-- BEGIN --
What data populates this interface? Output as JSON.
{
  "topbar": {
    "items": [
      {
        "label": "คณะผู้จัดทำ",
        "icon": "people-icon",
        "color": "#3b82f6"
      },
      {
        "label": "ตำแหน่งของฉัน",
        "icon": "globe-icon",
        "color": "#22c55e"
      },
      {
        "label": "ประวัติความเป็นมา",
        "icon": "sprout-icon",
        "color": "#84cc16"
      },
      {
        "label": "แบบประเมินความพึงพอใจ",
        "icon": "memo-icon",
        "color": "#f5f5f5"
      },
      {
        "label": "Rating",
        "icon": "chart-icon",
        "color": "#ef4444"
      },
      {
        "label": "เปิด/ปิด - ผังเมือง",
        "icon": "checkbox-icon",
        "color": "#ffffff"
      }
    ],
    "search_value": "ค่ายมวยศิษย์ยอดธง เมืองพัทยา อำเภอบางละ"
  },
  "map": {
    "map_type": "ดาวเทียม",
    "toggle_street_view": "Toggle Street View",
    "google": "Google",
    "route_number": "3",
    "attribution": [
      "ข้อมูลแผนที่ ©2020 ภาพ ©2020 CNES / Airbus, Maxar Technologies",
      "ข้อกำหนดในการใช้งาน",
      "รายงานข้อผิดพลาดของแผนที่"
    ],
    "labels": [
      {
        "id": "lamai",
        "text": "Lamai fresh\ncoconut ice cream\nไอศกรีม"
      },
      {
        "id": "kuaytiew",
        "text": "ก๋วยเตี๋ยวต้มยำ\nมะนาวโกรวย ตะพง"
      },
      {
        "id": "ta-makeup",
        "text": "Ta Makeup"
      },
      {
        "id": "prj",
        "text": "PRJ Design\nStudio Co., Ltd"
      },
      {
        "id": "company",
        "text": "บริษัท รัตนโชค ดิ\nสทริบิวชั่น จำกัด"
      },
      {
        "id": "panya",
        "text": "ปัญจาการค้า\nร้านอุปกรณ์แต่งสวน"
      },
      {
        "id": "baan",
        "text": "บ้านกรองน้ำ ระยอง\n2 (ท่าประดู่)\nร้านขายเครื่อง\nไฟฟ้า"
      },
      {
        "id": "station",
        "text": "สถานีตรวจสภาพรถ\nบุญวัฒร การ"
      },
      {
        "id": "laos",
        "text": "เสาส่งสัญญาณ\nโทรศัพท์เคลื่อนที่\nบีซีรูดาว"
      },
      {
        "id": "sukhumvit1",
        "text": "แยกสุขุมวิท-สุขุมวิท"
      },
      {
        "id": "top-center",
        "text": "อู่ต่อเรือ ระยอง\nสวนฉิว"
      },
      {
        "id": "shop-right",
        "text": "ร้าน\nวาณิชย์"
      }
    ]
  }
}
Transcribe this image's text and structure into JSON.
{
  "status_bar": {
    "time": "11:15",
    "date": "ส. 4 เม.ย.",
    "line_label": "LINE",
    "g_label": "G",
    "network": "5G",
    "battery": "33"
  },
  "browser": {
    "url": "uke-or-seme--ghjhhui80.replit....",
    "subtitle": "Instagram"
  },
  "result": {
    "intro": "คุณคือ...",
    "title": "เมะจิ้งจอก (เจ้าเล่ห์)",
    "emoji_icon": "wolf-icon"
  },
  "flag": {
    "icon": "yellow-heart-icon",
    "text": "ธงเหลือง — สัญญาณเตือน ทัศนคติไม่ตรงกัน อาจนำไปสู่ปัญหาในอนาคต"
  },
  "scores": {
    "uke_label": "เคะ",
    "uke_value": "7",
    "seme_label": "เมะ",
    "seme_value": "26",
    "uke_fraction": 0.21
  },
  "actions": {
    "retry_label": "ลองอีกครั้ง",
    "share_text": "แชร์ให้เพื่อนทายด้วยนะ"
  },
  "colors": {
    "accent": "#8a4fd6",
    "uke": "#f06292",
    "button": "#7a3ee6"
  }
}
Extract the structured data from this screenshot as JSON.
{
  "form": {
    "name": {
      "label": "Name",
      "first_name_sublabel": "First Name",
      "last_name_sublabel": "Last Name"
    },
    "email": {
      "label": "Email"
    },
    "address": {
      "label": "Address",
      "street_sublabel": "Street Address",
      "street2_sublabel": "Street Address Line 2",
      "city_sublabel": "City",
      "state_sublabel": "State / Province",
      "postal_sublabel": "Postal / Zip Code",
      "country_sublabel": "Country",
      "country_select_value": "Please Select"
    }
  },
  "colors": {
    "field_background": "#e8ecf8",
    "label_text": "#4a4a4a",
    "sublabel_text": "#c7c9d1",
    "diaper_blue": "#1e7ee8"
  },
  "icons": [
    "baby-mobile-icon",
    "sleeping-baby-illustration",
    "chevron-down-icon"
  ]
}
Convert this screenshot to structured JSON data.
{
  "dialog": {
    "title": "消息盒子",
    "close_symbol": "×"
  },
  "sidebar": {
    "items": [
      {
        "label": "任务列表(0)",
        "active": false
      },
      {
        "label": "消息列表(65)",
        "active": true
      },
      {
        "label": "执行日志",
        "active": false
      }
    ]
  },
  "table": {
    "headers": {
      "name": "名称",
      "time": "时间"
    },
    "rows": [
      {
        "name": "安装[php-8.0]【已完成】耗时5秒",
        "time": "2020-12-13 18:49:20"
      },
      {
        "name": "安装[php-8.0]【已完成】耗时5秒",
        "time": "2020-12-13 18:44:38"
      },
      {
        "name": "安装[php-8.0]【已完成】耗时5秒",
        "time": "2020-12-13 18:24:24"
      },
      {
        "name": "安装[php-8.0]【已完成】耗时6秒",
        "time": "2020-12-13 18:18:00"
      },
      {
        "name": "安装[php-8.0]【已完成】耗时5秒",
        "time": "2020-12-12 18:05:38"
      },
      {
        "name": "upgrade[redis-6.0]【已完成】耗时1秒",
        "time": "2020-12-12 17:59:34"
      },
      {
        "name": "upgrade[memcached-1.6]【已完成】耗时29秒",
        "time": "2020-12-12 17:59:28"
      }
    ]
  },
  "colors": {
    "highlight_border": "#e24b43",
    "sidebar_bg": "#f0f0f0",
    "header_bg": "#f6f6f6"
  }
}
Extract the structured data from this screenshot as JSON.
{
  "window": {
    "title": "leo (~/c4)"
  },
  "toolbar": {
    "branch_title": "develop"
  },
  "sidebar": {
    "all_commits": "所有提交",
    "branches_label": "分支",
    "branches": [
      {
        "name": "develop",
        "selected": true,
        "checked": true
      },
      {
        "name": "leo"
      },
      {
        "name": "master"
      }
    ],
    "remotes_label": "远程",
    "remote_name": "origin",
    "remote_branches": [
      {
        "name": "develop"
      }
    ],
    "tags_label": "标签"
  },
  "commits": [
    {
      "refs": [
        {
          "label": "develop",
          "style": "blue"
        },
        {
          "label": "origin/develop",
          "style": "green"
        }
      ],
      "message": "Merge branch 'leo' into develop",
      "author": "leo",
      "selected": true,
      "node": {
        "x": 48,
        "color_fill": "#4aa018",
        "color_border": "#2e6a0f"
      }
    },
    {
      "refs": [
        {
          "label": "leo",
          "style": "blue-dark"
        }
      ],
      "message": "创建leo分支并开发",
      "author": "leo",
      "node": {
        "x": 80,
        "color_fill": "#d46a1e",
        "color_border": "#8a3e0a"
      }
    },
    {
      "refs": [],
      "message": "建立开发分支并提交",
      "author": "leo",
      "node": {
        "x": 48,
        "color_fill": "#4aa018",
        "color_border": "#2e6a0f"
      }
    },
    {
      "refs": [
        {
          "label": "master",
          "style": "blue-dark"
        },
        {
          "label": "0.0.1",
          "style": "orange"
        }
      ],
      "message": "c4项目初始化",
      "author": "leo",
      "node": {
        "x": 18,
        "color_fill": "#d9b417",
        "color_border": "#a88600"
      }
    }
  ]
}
-- END --
Work to be completed -
Give the data again, exactly as it stands.

Task solution -
What data populates this interface? Output as JSON.
{
  "topbar": {
    "items": [
      {
        "label": "คณะผู้จัดทำ",
        "icon": "people-icon",
        "color": "#3b82f6"
      },
      {
        "label": "ตำแหน่งของฉัน",
        "icon": "globe-icon",
        "color": "#22c55e"
      },
      {
        "label": "ประวัติความเป็นมา",
        "icon": "sprout-icon",
        "color": "#84cc16"
      },
      {
        "label": "แบบประเมินความพึงพอใจ",
        "icon": "memo-icon",
        "color": "#f5f5f5"
      },
      {
        "label": "Rating",
        "icon": "chart-icon",
        "color": "#ef4444"
      },
      {
        "label": "เปิด/ปิด - ผังเมือง",
        "icon": "checkbox-icon",
        "color": "#ffffff"
      }
    ],
    "search_value": "ค่ายมวยศิษย์ยอดธง เมืองพัทยา อำเภอบางละ"
  },
  "map": {
    "map_type": "ดาวเทียม",
    "toggle_street_view": "Toggle Street View",
    "google": "Google",
    "route_number": "3",
    "attribution": [
      "ข้อมูลแผนที่ ©2020 ภาพ ©2020 CNES / Airbus, Maxar Technologies",
      "ข้อกำหนดในการใช้งาน",
      "รายงานข้อผิดพลาดของแผนที่"
    ],
    "labels": [
      {
        "id": "lamai",
        "text": "Lamai fresh\ncoconut ice cream\nไอศกรีม"
      },
      {
        "id": "kuaytiew",
        "text": "ก๋วยเตี๋ยวต้มยำ\nมะนาวโกรวย ตะพง"
      },
      {
        "id": "ta-makeup",
        "text": "Ta Makeup"
      },
      {
        "id": "prj",
        "text": "PRJ Design\nStudio Co., Ltd"
      },
      {
        "id": "company",
        "text": "บริษัท รัตนโชค ดิ\nสทริบิวชั่น จำกัด"
      },
      {
        "id": "panya",
        "text": "ปัญจาการค้า\nร้านอุปกรณ์แต่งสวน"
      },
      {
        "id": "baan",
        "text": "บ้านกรองน้ำ ระยอง\n2 (ท่าประดู่)\nร้านขายเครื่อง\nไฟฟ้า"
      },
      {
        "id": "station",
        "text": "สถานีตรวจสภาพรถ\nบุญวัฒร การ"
      },
      {
        "id": "laos",
        "text": "เสาส่งสัญญาณ\nโทรศัพท์เคลื่อนที่\nบีซีรูดาว"
      },
      {
        "id": "sukhumvit1",
        "text": "แยกสุขุมวิท-สุขุมวิท"
      },
      {
        "id": "top-center",
        "text": "อู่ต่อเรือ ระยอง\nสวนฉิว"
      },
      {
        "id": "shop-right",
        "text": "ร้าน\nวาณิชย์"
      }
    ]
  }
}
Transcribe this image's text and structure into JSON.
{
  "status_bar": {
    "time": "11:15",
    "date": "ส. 4 เม.ย.",
    "line_label": "LINE",
    "g_label": "G",
    "network": "5G",
    "battery": "33"
  },
  "browser": {
    "url": "uke-or-seme--ghjhhui80.replit....",
    "subtitle": "Instagram"
  },
  "result": {
    "intro": "คุณคือ...",
    "title": "เมะจิ้งจอก (เจ้าเล่ห์)",
    "emoji_icon": "wolf-icon"
  },
  "flag": {
    "icon": "yellow-heart-icon",
    "text": "ธงเหลือง — สัญญาณเตือน ทัศนคติไม่ตรงกัน อาจนำไปสู่ปัญหาในอนาคต"
  },
  "scores": {
    "uke_label": "เคะ",
    "uke_value": "7",
    "seme_label": "เมะ",
    "seme_value": "26",
    "uke_fraction": 0.21
  },
  "actions": {
    "retry_label": "ลองอีกครั้ง",
    "share_text": "แชร์ให้เพื่อนทายด้วยนะ"
  },
  "colors": {
    "accent": "#8a4fd6",
    "uke": "#f06292",
    "button": "#7a3ee6"
  }
}
Extract the structured data from this screenshot as JSON.
{
  "form": {
    "name": {
      "label": "Name",
      "first_name_sublabel": "First Name",
      "last_name_sublabel": "Last Name"
    },
    "email": {
      "label": "Email"
    },
    "address": {
      "label": "Address",
      "street_sublabel": "Street Address",
      "street2_sublabel": "Street Address Line 2",
      "city_sublabel": "City",
      "state_sublabel": "State / Province",
      "postal_sublabel": "Postal / Zip Code",
      "country_sublabel": "Country",
      "country_select_value": "Please Select"
    }
  },
  "colors": {
    "field_background": "#e8ecf8",
    "label_text": "#4a4a4a",
    "sublabel_text": "#c7c9d1",
    "diaper_blue": "#1e7ee8"
  },
  "icons": [
    "baby-mobile-icon",
    "sleeping-baby-illustration",
    "chevron-down-icon"
  ]
}
Convert this screenshot to structured JSON data.
{
  "dialog": {
    "title": "消息盒子",
    "close_symbol": "×"
  },
  "sidebar": {
    "items": [
      {
        "label": "任务列表(0)",
        "active": false
      },
      {
        "label": "消息列表(65)",
        "active": true
      },
      {
        "label": "执行日志",
        "active": false
      }
    ]
  },
  "table": {
    "headers": {
      "name": "名称",
      "time": "时间"
    },
    "rows": [
      {
        "name": "安装[php-8.0]【已完成】耗时5秒",
        "time": "2020-12-13 18:49:20"
      },
      {
        "name": "安装[php-8.0]【已完成】耗时5秒",
        "time": "2020-12-13 18:44:38"
      },
      {
        "name": "安装[php-8.0]【已完成】耗时5秒",
        "time": "2020-12-13 18:24:24"
      },
      {
        "name": "安装[php-8.0]【已完成】耗时6秒",
        "time": "2020-12-13 18:18:00"
      },
      {
        "name": "安装[php-8.0]【已完成】耗时5秒",
        "time": "2020-12-12 18:05:38"
      },
      {
        "name": "upgrade[redis-6.0]【已完成】耗时1秒",
        "time": "2020-12-12 17:59:34"
      },
      {
        "name": "upgrade[memcached-1.6]【已完成】耗时29秒",
        "time": "2020-12-12 17:59:28"
      }
    ]
  },
  "colors": {
    "highlight_border": "#e24b43",
    "sidebar_bg": "#f0f0f0",
    "header_bg": "#f6f6f6"
  }
}
Extract the structured data from this screenshot as JSON.
{
  "window": {
    "title": "leo (~/c4)"
  },
  "toolbar": {
    "branch_title": "develop"
  },
  "sidebar": {
    "all_commits": "所有提交",
    "branches_label": "分支",
    "branches": [
      {
        "name": "develop",
        "selected": true,
        "checked": true
      },
      {
        "name": "leo"
      },
      {
        "name": "master"
      }
    ],
    "remotes_label": "远程",
    "remote_name": "origin",
    "remote_branches": [
      {
        "name": "develop"
      }
    ],
    "tags_label": "标签"
  },
  "commits": [
    {
      "refs": [
        {
          "label": "develop",
          "style": "blue"
        },
        {
          "label": "origin/develop",
          "style": "green"
        }
      ],
      "message": "Merge branch 'leo' into develop",
      "author": "leo",
      "selected": true,
      "node": {
        "x": 48,
        "color_fill": "#4aa018",
        "color_border": "#2e6a0f"
      }
    },
    {
      "refs": [
        {
          "label": "leo",
          "style": "blue-dark"
        }
      ],
      "message": "创建leo分支并开发",
      "author": "leo",
      "node": {
        "x": 80,
        "color_fill": "#d46a1e",
        "color_border": "#8a3e0a"
      }
    },
    {
      "refs": [],
      "message": "建立开发分支并提交",
      "author": "leo",
      "node": {
        "x": 48,
        "color_fill": "#4aa018",
        "color_border": "#2e6a0f"
      }
    },
    {
      "refs": [
        {
          "label": "master",
          "style": "blue-dark"
        },
        {
          "label": "0.0.1",
          "style": "orange"
        }
      ],
      "message": "c4项目初始化",
      "author": "leo",
      "node": {
        "x": 18,
        "color_fill": "#d9b417",
        "color_border": "#a88600"
      }
    }
  ]
}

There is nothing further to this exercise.